▶ [YOUR INSTRUCTIONS] Return each line of the records with nothing changed, pictures excepted.
─── TASK MATERIAL
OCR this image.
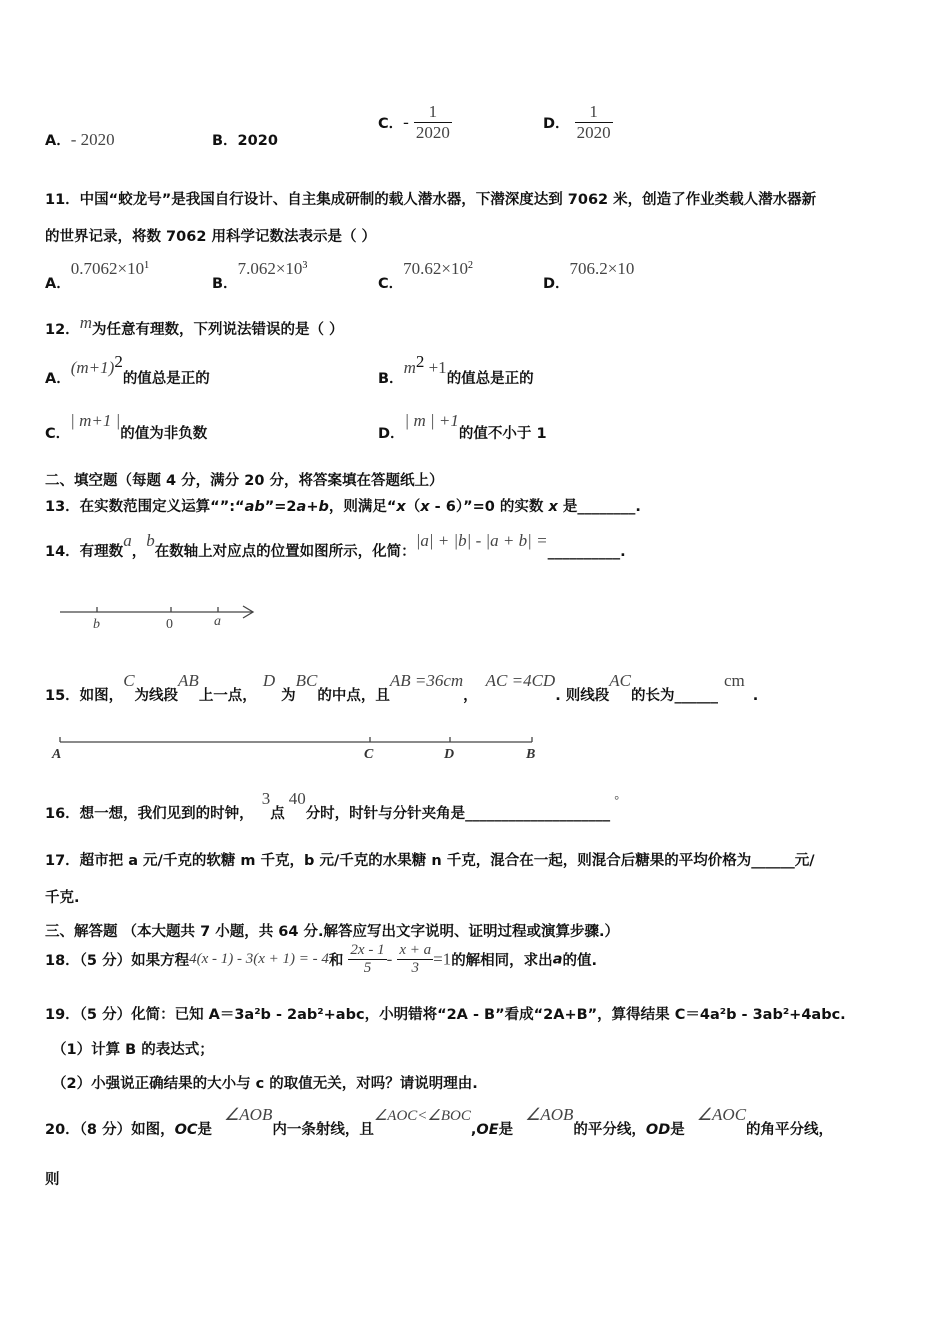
A．- 2020	B．2020
C．- $\frac{1}{2020}$	D． $\frac{1}{2020}$
11．中国“蛟龙号”是我国自行设计、自主集成研制的载人潜水器，下潜深度达到 7062 米，创造了作业类载人潜水器新
的世界记录，将数 7062 用科学记数法表示是（ ）
A．$0.7062\times 10^1$
B．$7.062\times 10^3$
C．$70.62\times 10^2$
D．706.2×10
12．m为任意有理数，下列说法错误的是（ ）
A．$(m+1)^2$的值总是正的	B．$m^2 +1$的值总是正的
C．| m+1 |的值为非负数	D．| m | +1的值不小于 1
二、填空题（每题 4 分，满分 20 分，将答案填在答题纸上）
13．在实数范围定义运算“”:“ab”=2a+b，则满足“x（x - 6）”=0 的实数 x 是________.
14．有理数a，b在数轴上对应点的位置如图所示，化简：|a| + |b| - |a + b| =__________.
b	0	a
15．如图，C为线段AB上一点，D为BC的中点，且AB =36cm，AC =4CD. 则线段AC的长为______cm.
A	C	D	B
16．想一想，我们见到的时钟，3点40分时，时针与分针夹角是____________________°
17．超市把 a 元/千克的软糖 m 千克，b 元/千克的水果糖 n 千克，混合在一起，则混合后糖果的平均价格为______元/
千克.
三、解答题 （本大题共 7 小题，共 64 分.解答应写出文字说明、证明过程或演算步骤.）
18．（5 分）如果方程4(x - 1) - 3(x + 1) = - 4和 $\frac{2x - 1}{5} - \frac{x + a}{3} =1$的解相同，求出a的值.
19．（5 分）化简：已知 A＝3a²b - 2ab²+abc，小明错将“2A - B”看成“2A+B”，算得结果 C＝4a²b - 3ab²+4abc.
（1）计算 B 的表达式；
（2）小强说正确结果的大小与 c 的取值无关，对吗？请说明理由.
20．（8 分）如图，OC是∠AOB内一条射线，且∠AOC<∠BOC,OE是∠AOB的平分线，OD是∠AOC的角平分线，
则
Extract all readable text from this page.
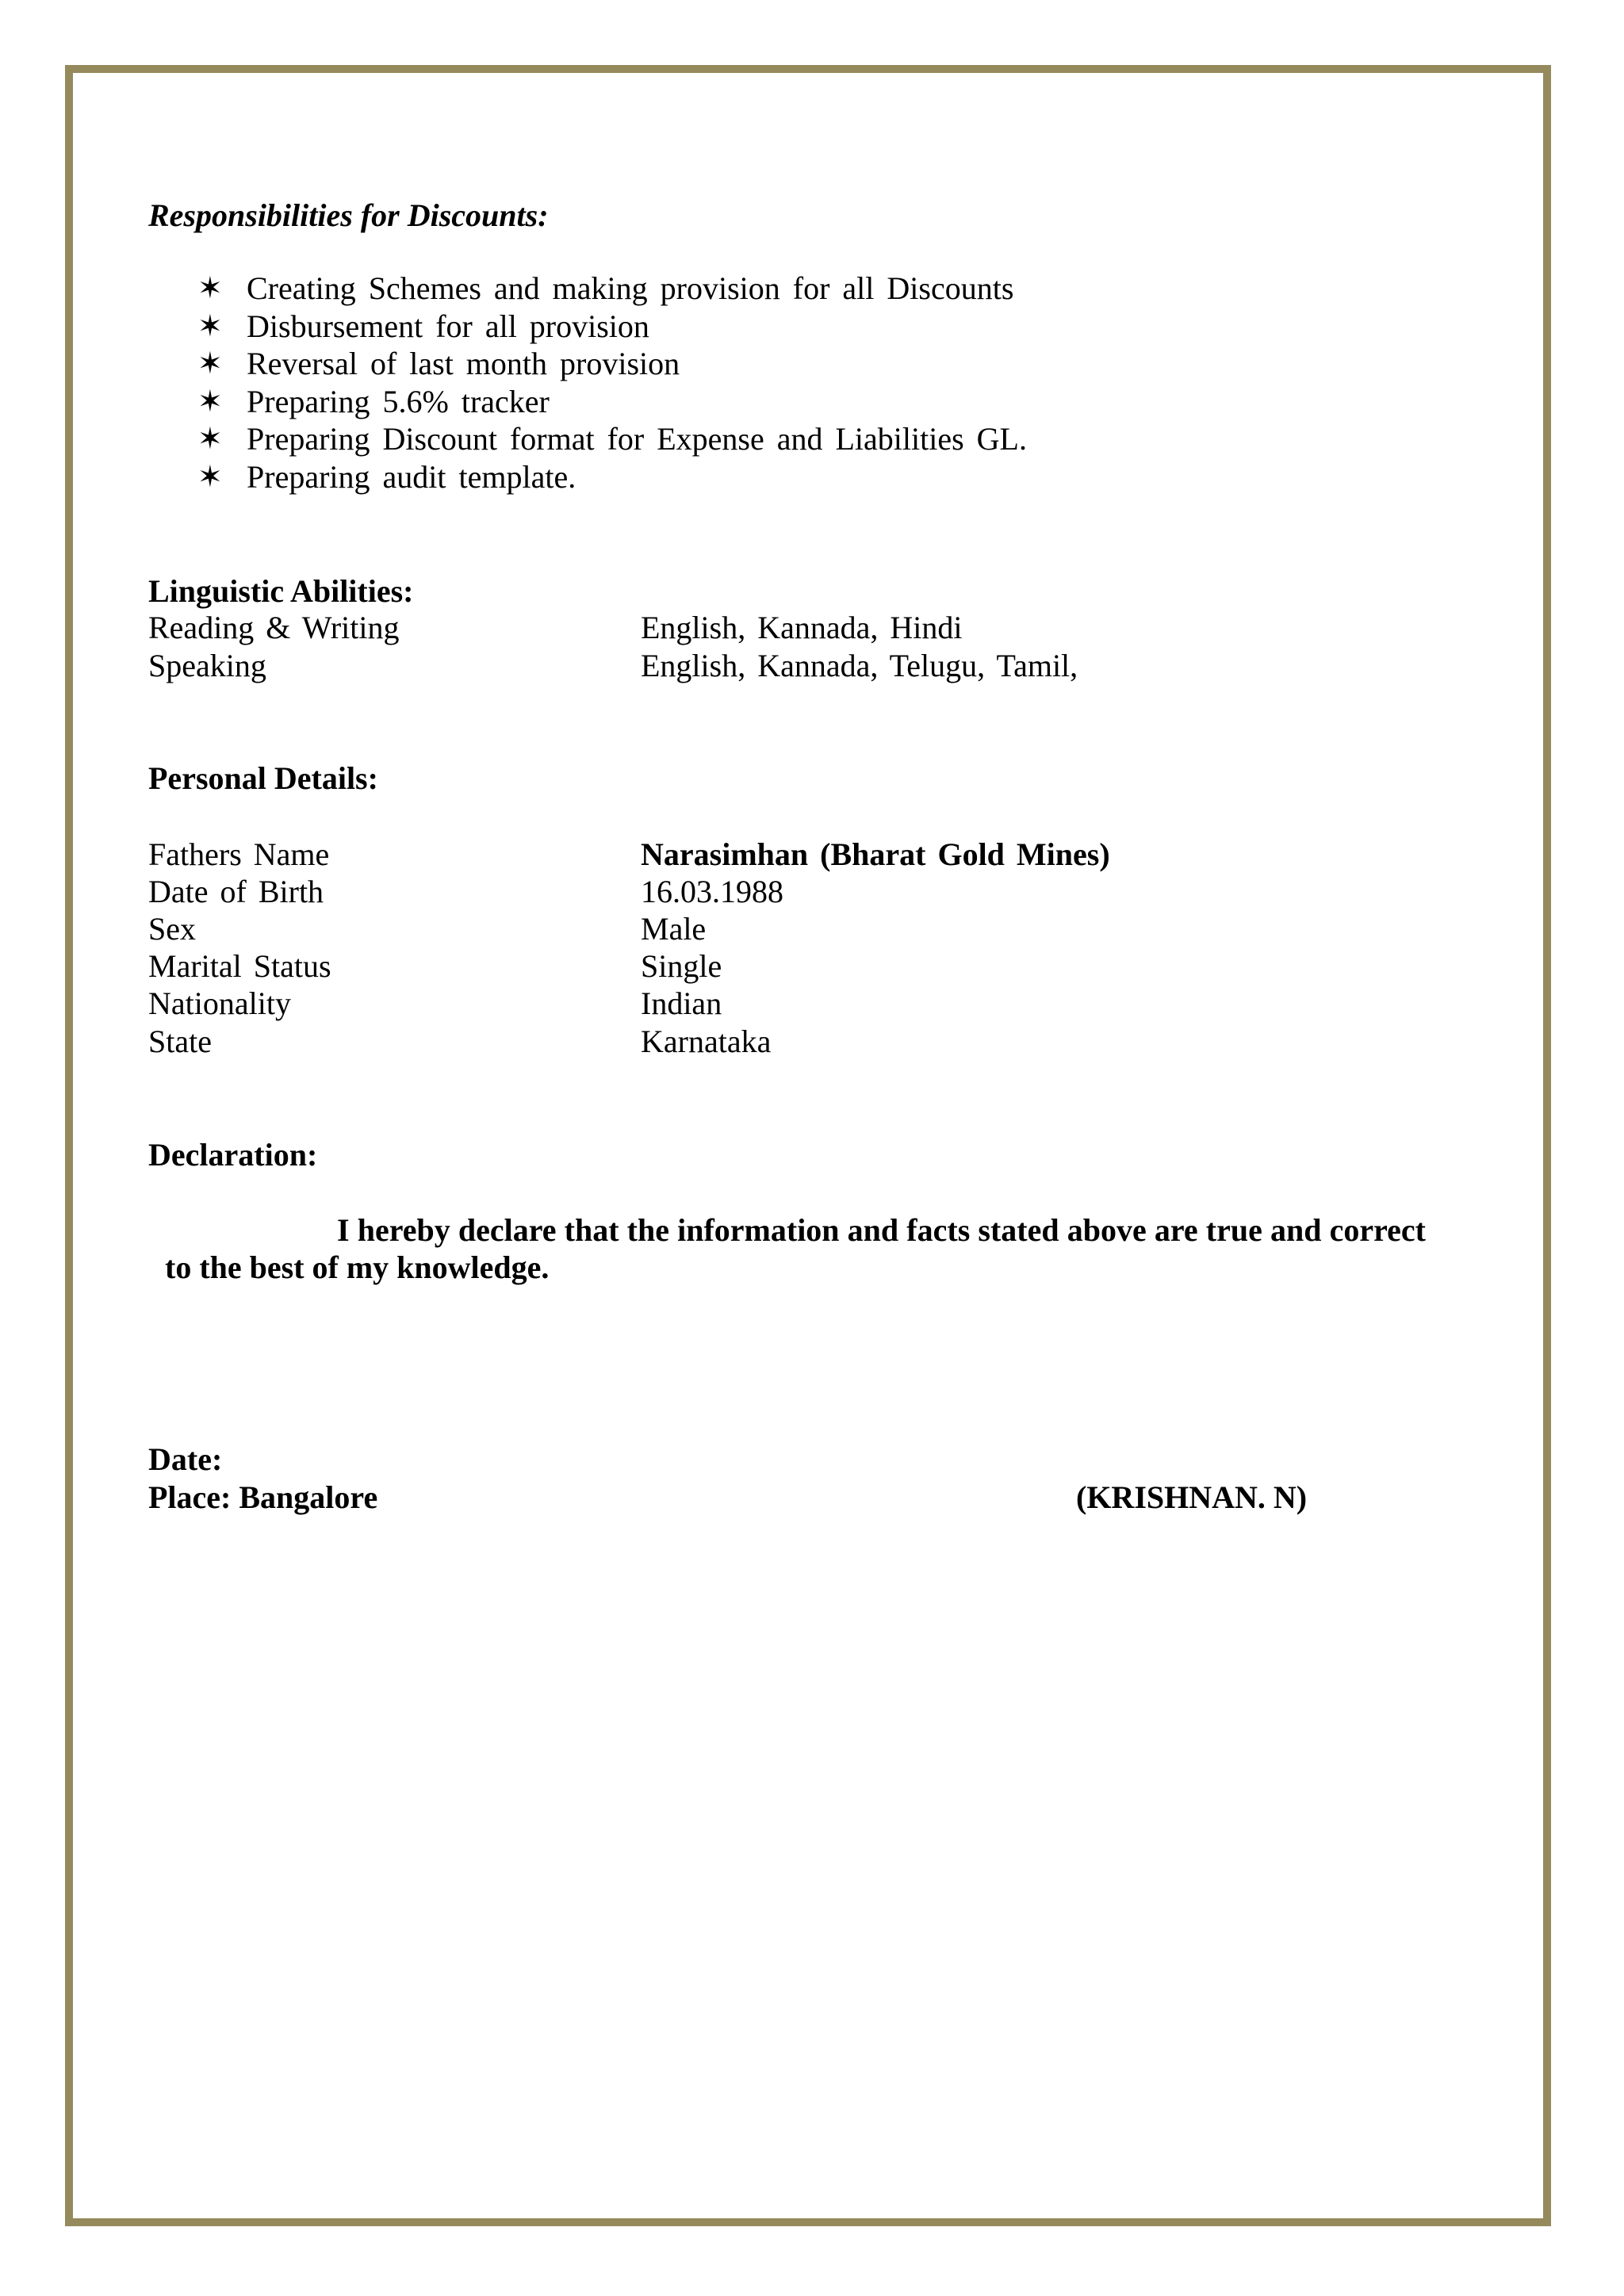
Responsibilities for Discounts:
✶ Creating Schemes and making provision for all Discounts
✶ Disbursement for all provision
✶ Reversal of last month provision
✶ Preparing 5.6% tracker
✶ Preparing Discount format for Expense and Liabilities GL.
✶ Preparing audit template.
Linguistic Abilities:
Reading & Writing	English, Kannada, Hindi
Speaking	English, Kannada, Telugu, Tamil,
Personal Details:
Fathers Name	Narasimhan (Bharat Gold Mines)
Date of Birth	16.03.1988
Sex	Male
Marital Status	Single
Nationality	Indian
State	Karnataka
Declaration:
I hereby declare that the information and facts stated above are true and correct to the best of my knowledge.
Date:
Place: Bangalore	(KRISHNAN. N)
──────
▶ [THE OUTPUT]
OCR this image.
A．- 2020	B．2020
C．- $\frac{1}{2020}$	D． $\frac{1}{2020}$
11．中国“蛟龙号”是我国自行设计、自主集成研制的载人潜水器，下潜深度达到 7062 米，创造了作业类载人潜水器新
的世界记录，将数 7062 用科学记数法表示是（ ）
A．$0.7062\times 10^1$
B．$7.062\times 10^3$
C．$70.62\times 10^2$
D．706.2×10
12．m为任意有理数，下列说法错误的是（ ）
A．$(m+1)^2$的值总是正的	B．$m^2 +1$的值总是正的
C．| m+1 |的值为非负数	D．| m | +1的值不小于 1
二、填空题（每题 4 分，满分 20 分，将答案填在答题纸上）
13．在实数范围定义运算“”:“ab”=2a+b，则满足“x（x - 6）”=0 的实数 x 是________.
14．有理数a，b在数轴上对应点的位置如图所示，化简：|a| + |b| - |a + b| =__________.
b	0	a
15．如图，C为线段AB上一点，D为BC的中点，且AB =36cm，AC =4CD. 则线段AC的长为______cm.
A	C	D	B
16．想一想，我们见到的时钟，3点40分时，时针与分针夹角是____________________°
17．超市把 a 元/千克的软糖 m 千克，b 元/千克的水果糖 n 千克，混合在一起，则混合后糖果的平均价格为______元/
千克.
三、解答题 （本大题共 7 小题，共 64 分.解答应写出文字说明、证明过程或演算步骤.）
18．（5 分）如果方程4(x - 1) - 3(x + 1) = - 4和 $\frac{2x - 1}{5} - \frac{x + a}{3} =1$的解相同，求出a的值.
19．（5 分）化简：已知 A＝3a²b - 2ab²+abc，小明错将“2A - B”看成“2A+B”，算得结果 C＝4a²b - 3ab²+4abc.
（1）计算 B 的表达式；
（2）小强说正确结果的大小与 c 的取值无关，对吗？请说明理由.
20．（8 分）如图，OC是∠AOB内一条射线，且∠AOC<∠BOC,OE是∠AOB的平分线，OD是∠AOC的角平分线，
则
Extract all readable text from this page.
Responsibilities for Discounts:
✶ Creating Schemes and making provision for all Discounts
✶ Disbursement for all provision
✶ Reversal of last month provision
✶ Preparing 5.6% tracker
✶ Preparing Discount format for Expense and Liabilities GL.
✶ Preparing audit template.
Linguistic Abilities:
Reading & Writing	English, Kannada, Hindi
Speaking	English, Kannada, Telugu, Tamil,
Personal Details:
Fathers Name	Narasimhan (Bharat Gold Mines)
Date of Birth	16.03.1988
Sex	Male
Marital Status	Single
Nationality	Indian
State	Karnataka
Declaration:
I hereby declare that the information and facts stated above are true and correct to the best of my knowledge.
Date:
Place: Bangalore	(KRISHNAN. N)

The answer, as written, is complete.